***** GIVEN ENTRIES
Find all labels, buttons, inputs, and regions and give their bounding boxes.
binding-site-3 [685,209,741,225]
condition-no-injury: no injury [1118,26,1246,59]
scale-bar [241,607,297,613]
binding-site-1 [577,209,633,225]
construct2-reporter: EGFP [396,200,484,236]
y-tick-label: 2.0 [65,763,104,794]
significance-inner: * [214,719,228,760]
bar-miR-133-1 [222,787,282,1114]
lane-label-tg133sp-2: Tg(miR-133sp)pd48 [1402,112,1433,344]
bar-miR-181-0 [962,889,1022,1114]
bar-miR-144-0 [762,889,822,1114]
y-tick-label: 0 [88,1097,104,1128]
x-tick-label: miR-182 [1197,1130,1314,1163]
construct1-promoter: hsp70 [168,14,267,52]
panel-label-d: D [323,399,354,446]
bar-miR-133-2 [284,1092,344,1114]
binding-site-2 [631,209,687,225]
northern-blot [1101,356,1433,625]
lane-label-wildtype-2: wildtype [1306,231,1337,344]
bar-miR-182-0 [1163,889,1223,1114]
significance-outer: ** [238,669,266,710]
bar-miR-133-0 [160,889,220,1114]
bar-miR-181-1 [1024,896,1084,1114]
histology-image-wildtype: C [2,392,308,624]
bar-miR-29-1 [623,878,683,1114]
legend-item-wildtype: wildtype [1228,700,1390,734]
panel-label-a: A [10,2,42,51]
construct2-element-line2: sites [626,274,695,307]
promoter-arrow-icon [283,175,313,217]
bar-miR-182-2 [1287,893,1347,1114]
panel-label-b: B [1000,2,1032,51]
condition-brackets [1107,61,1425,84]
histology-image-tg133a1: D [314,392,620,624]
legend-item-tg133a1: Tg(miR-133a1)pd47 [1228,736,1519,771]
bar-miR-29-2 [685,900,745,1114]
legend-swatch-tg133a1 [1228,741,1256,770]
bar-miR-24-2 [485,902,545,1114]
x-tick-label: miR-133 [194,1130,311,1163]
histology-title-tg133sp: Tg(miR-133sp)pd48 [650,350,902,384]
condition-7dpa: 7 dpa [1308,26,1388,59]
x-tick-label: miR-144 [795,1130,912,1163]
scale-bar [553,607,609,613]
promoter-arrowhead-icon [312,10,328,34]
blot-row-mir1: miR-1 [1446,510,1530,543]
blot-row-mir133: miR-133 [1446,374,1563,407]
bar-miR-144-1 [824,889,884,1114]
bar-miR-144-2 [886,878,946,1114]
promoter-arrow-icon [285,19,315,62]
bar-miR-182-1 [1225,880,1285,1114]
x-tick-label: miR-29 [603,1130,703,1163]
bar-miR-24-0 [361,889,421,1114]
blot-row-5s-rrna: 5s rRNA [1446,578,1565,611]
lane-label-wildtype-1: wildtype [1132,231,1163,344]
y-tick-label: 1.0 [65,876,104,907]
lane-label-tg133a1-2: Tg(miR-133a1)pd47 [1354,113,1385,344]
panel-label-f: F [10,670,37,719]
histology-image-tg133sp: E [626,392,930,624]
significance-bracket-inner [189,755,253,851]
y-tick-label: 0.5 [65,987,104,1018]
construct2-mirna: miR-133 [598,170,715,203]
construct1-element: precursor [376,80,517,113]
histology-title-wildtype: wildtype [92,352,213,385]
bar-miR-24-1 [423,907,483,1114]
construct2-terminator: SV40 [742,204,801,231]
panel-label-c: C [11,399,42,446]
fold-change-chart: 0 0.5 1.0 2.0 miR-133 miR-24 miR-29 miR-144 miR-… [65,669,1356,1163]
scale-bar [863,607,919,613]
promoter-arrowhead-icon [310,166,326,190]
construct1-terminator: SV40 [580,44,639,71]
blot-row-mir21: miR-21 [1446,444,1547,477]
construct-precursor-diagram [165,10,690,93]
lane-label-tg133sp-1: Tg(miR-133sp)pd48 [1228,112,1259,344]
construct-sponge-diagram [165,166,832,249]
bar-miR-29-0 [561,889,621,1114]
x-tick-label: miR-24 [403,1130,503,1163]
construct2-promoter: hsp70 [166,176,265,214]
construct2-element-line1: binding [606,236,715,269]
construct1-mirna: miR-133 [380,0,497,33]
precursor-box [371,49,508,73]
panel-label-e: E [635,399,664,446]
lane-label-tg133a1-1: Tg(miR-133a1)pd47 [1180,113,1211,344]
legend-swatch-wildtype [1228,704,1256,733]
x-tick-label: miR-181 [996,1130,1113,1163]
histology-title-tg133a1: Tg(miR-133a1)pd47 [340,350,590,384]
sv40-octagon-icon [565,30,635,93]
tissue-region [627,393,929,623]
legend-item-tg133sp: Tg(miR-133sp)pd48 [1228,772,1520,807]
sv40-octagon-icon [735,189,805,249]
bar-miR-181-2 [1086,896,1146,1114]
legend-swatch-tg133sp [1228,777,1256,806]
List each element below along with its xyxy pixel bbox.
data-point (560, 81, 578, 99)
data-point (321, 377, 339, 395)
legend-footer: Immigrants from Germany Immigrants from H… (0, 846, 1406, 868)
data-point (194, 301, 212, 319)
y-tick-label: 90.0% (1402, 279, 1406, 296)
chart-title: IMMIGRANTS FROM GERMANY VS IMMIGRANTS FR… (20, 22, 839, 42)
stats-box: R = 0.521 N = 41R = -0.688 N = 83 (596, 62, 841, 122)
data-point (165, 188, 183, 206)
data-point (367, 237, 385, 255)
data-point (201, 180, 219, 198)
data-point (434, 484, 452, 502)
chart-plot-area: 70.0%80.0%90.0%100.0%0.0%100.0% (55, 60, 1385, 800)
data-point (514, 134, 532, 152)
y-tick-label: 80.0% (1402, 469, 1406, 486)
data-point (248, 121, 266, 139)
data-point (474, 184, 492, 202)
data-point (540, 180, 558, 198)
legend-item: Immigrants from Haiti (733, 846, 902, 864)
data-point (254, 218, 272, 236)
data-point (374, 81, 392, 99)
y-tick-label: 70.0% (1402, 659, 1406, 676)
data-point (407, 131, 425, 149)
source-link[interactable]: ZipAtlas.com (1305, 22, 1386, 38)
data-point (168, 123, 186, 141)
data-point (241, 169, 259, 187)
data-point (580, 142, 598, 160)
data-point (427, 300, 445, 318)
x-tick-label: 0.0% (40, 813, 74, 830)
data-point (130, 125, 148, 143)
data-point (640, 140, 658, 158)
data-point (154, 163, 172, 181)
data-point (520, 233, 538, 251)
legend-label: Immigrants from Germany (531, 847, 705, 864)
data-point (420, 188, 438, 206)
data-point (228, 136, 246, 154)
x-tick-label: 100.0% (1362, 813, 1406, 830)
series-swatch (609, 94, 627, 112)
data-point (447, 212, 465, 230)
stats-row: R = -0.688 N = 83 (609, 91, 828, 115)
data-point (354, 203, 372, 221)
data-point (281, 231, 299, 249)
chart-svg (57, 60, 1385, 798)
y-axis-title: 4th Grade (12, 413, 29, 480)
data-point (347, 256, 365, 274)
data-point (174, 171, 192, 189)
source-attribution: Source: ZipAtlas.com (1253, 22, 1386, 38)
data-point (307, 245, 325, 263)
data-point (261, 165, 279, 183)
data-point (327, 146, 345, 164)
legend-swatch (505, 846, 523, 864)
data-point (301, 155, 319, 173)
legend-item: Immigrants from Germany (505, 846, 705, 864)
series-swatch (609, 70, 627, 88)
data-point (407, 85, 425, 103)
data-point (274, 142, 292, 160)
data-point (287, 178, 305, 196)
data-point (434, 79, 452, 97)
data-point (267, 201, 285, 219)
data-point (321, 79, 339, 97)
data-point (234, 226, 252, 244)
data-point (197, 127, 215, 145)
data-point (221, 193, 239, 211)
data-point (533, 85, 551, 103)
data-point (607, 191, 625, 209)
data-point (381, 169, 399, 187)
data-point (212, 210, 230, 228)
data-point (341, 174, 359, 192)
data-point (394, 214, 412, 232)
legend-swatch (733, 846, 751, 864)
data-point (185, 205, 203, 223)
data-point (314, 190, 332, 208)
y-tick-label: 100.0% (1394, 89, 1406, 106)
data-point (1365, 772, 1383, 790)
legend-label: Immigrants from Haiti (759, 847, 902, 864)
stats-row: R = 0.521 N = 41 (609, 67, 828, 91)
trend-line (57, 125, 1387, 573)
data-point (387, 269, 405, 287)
**********
### WRITTEN INSTRUCTION
Swap "y-tick-label" for "y-axis-label" in the stretch from the start of the records through the line that contains "panel-label-d: D [323,399,354,446]", and give those lines with everything else unchanged.

### ANSWER TO THE PROBLEM
Find all labels, buttons, inputs, and regions and give their bounding boxes.
binding-site-3 [685,209,741,225]
condition-no-injury: no injury [1118,26,1246,59]
scale-bar [241,607,297,613]
binding-site-1 [577,209,633,225]
construct2-reporter: EGFP [396,200,484,236]
y-axis-label: 2.0 [65,763,104,794]
significance-inner: * [214,719,228,760]
bar-miR-133-1 [222,787,282,1114]
lane-label-tg133sp-2: Tg(miR-133sp)pd48 [1402,112,1433,344]
bar-miR-181-0 [962,889,1022,1114]
bar-miR-144-0 [762,889,822,1114]
y-axis-label: 0 [88,1097,104,1128]
x-tick-label: miR-182 [1197,1130,1314,1163]
construct1-promoter: hsp70 [168,14,267,52]
panel-label-d: D [323,399,354,446]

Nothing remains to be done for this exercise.